*WHAT THE TASK REQUIRES*:
Keep only the lines that hold the string "this", filtering out the rest of the entries below.

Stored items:
++++++++++
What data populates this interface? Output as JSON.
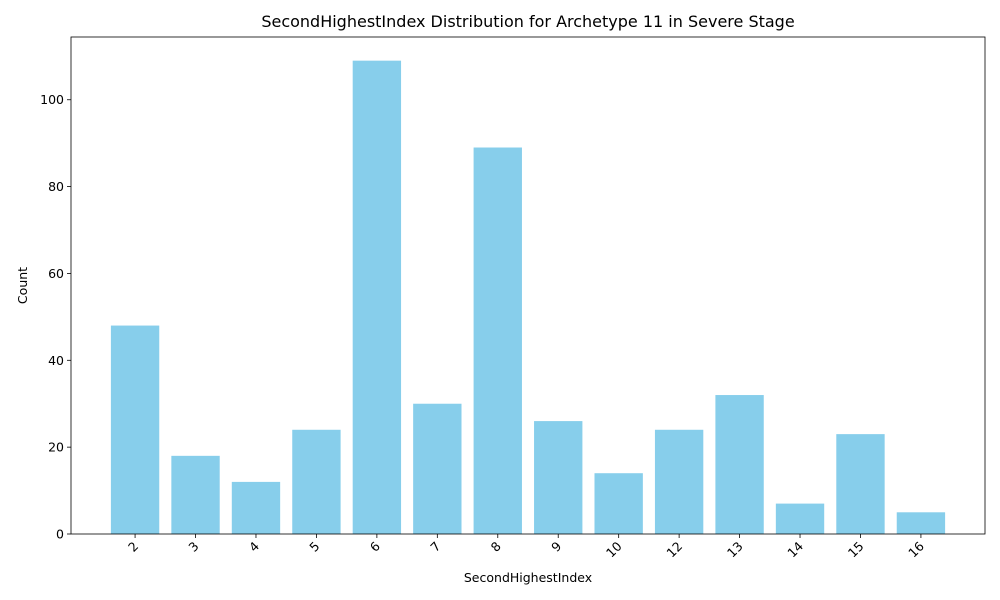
{
  "chart_data": {
    "type": "bar",
    "title": "SecondHighestIndex Distribution for Archetype 11 in Severe Stage",
    "xlabel": "SecondHighestIndex",
    "ylabel": "Count",
    "categories": [
      "2",
      "3",
      "4",
      "5",
      "6",
      "7",
      "8",
      "9",
      "10",
      "12",
      "13",
      "14",
      "15",
      "16"
    ],
    "values": [
      48,
      18,
      12,
      24,
      109,
      30,
      89,
      26,
      14,
      24,
      32,
      7,
      23,
      5
    ],
    "ylim": [
      0,
      114.45
    ],
    "yticks": [
      0,
      20,
      40,
      60,
      80,
      100
    ],
    "x_tick_rotation": 45,
    "bar_color": "#87ceeb",
    "grid": false,
    "legend": "none"
  }
}
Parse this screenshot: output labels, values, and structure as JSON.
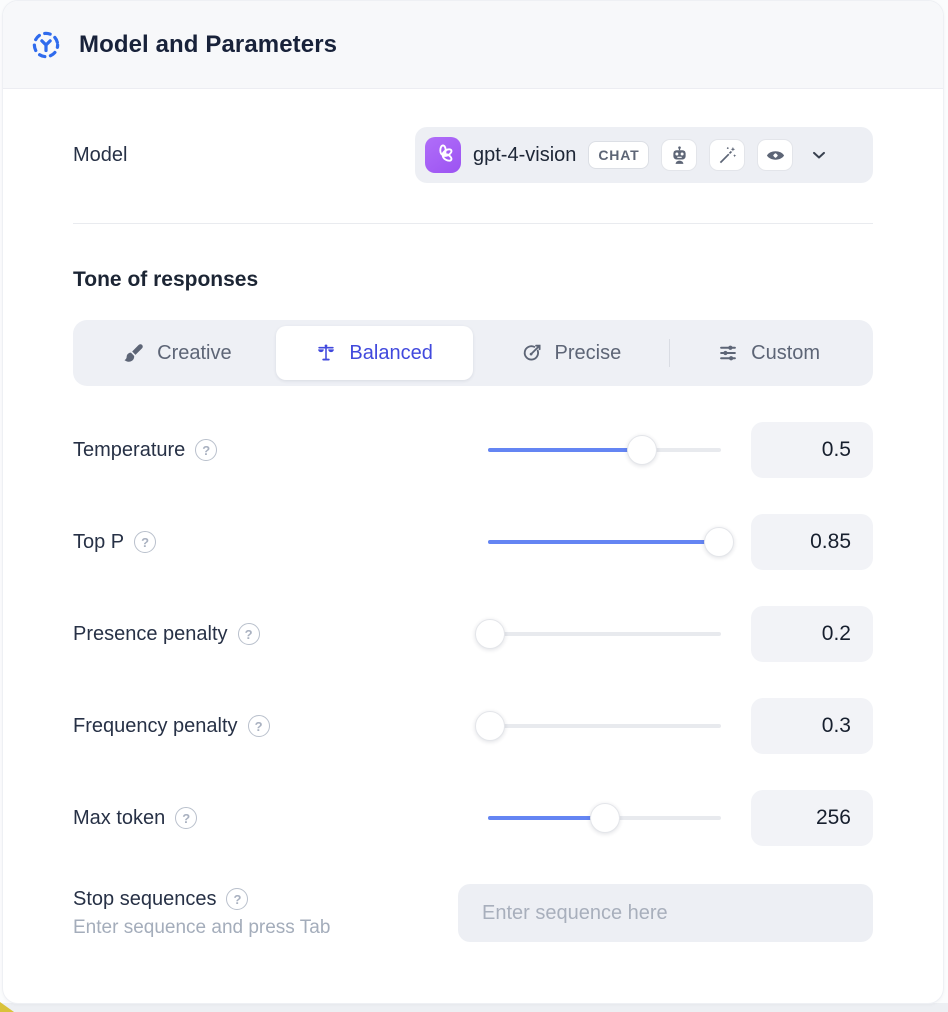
{
  "header": {
    "title": "Model and Parameters"
  },
  "model_row": {
    "label": "Model",
    "model_name": "gpt-4-vision",
    "chat_badge": "CHAT",
    "capability_icons": [
      "robot-icon",
      "magic-wand-icon",
      "vision-eye-icon"
    ]
  },
  "tone": {
    "heading": "Tone of responses",
    "options": [
      {
        "label": "Creative",
        "icon": "paintbrush-icon",
        "selected": false
      },
      {
        "label": "Balanced",
        "icon": "balance-scale-icon",
        "selected": true
      },
      {
        "label": "Precise",
        "icon": "target-arrow-icon",
        "selected": false
      },
      {
        "label": "Custom",
        "icon": "sliders-icon",
        "selected": false
      }
    ]
  },
  "parameters": [
    {
      "label": "Temperature",
      "value": "0.5",
      "fill_pct": 66
    },
    {
      "label": "Top P",
      "value": "0.85",
      "fill_pct": 99
    },
    {
      "label": "Presence penalty",
      "value": "0.2",
      "fill_pct": 1
    },
    {
      "label": "Frequency penalty",
      "value": "0.3",
      "fill_pct": 1
    },
    {
      "label": "Max token",
      "value": "256",
      "fill_pct": 50
    }
  ],
  "stop_sequences": {
    "label": "Stop sequences",
    "hint": "Enter sequence and press Tab",
    "placeholder": "Enter sequence here"
  },
  "colors": {
    "accent_blue_slider": "#6485f3",
    "selected_indigo": "#4149dd",
    "header_icon_blue": "#2f6bed",
    "logo_purple": "#a661f6",
    "badge_slate": "#5d6576",
    "bottom_accent_yellow": "#d9c23a"
  }
}
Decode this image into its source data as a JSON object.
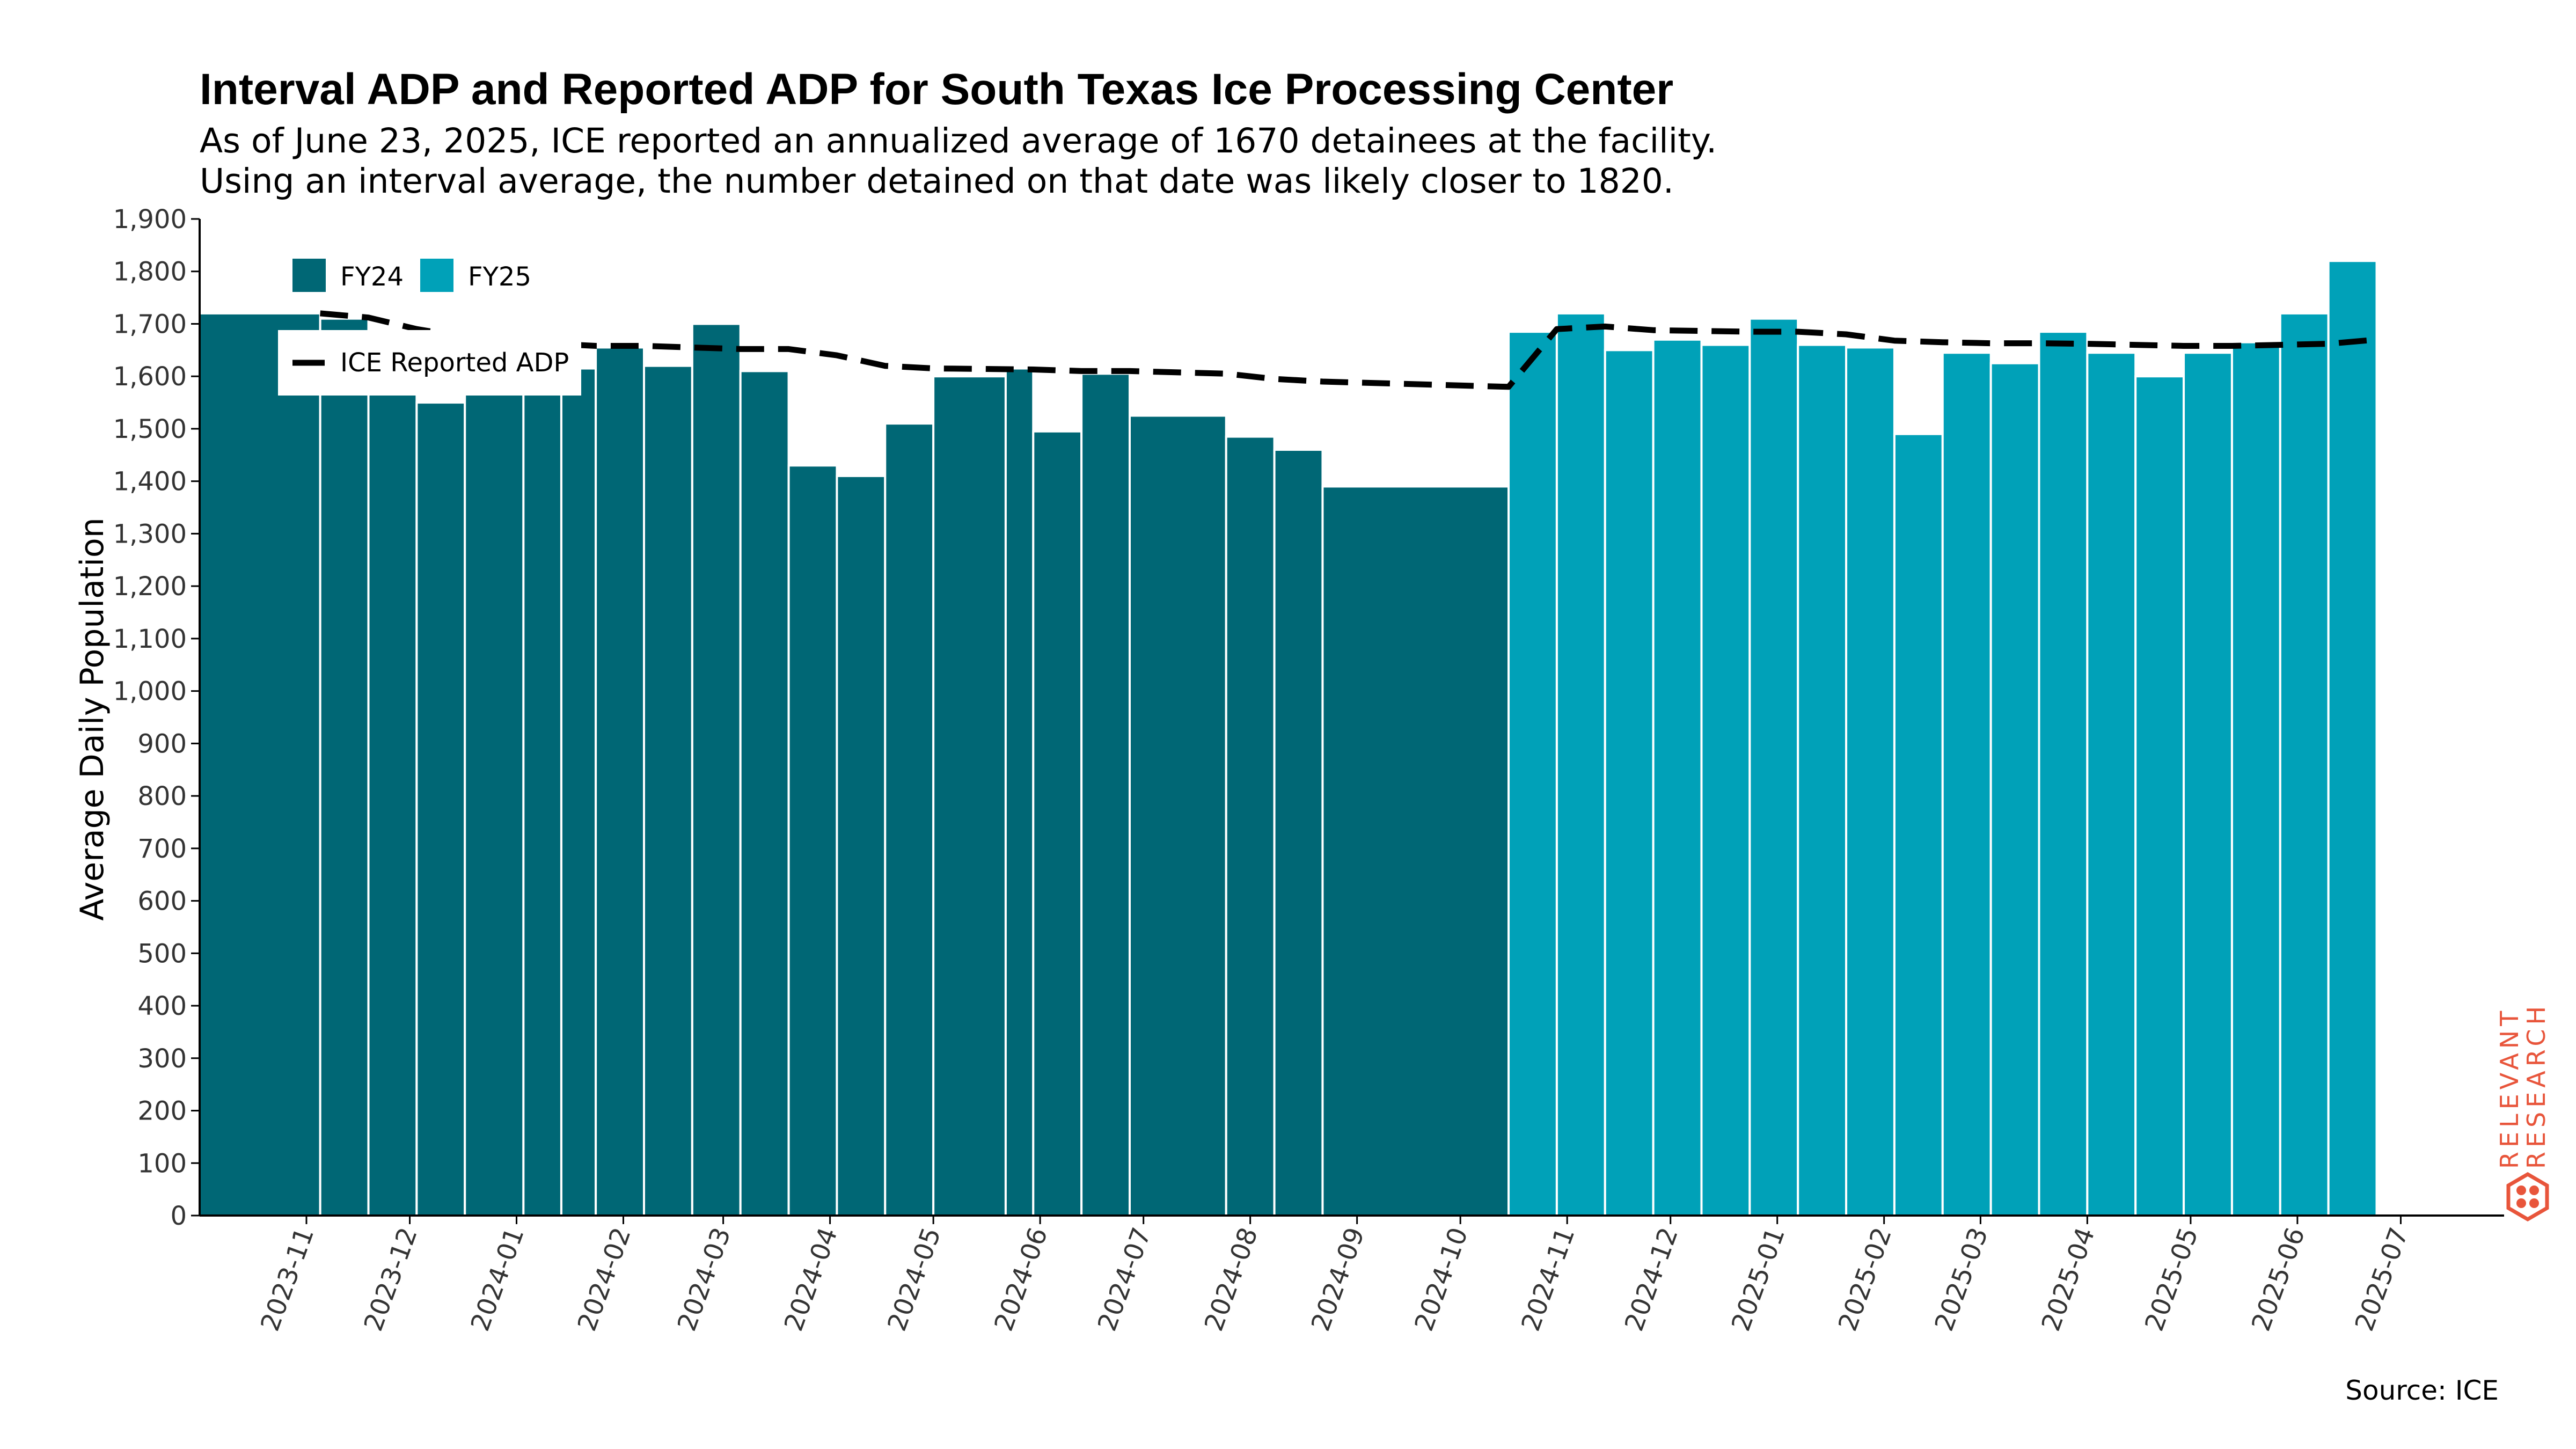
++++++++++
*RESULT OF THE EXERCISE*:
What data populates this interface? Output as JSON.
Parse this screenshot: output labels, values, and structure as JSON.
Decode this image into its source data as a JSON object.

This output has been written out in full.